- **Task details**:
Produce an exact transcription of the listing below, omitting the pictures.

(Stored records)

(begin)

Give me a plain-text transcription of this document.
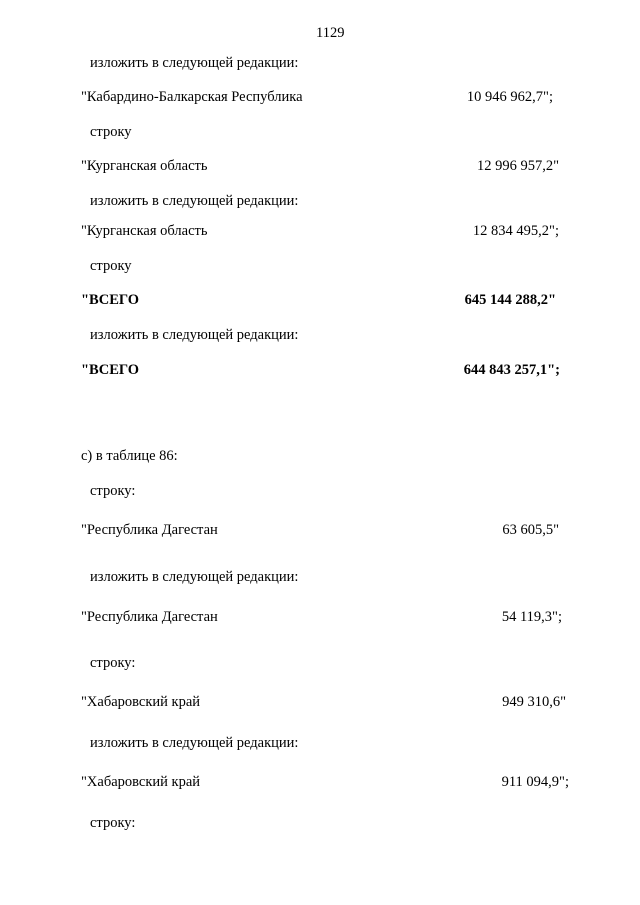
1129
изложить в следующей редакции:
"Кабардино-Балкарская Республика	10 946 962,7";
строку
"Курганская область	12 996 957,2"
изложить в следующей редакции:
"Курганская область	12 834 495,2";
строку
"ВСЕГО	645 144 288,2"
изложить в следующей редакции:
"ВСЕГО	644 843 257,1";
с) в таблице 86:
строку:
"Республика Дагестан	63 605,5"
изложить в следующей редакции:
"Республика Дагестан	54 119,3";
строку:
"Хабаровский край	949 310,6"
изложить в следующей редакции:
"Хабаровский край	911 094,9";
строку:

(end)

- **Solution for this exercise**:
Give me a plain-text transcription of this document.
1129
изложить в следующей редакции:
"Кабардино-Балкарская Республика	10 946 962,7";
строку
"Курганская область	12 996 957,2"
изложить в следующей редакции:
"Курганская область	12 834 495,2";
строку
"ВСЕГО	645 144 288,2"
изложить в следующей редакции:
"ВСЕГО	644 843 257,1";
с) в таблице 86:
строку:
"Республика Дагестан	63 605,5"
изложить в следующей редакции:
"Республика Дагестан	54 119,3";
строку:
"Хабаровский край	949 310,6"
изложить в следующей редакции:
"Хабаровский край	911 094,9";
строку:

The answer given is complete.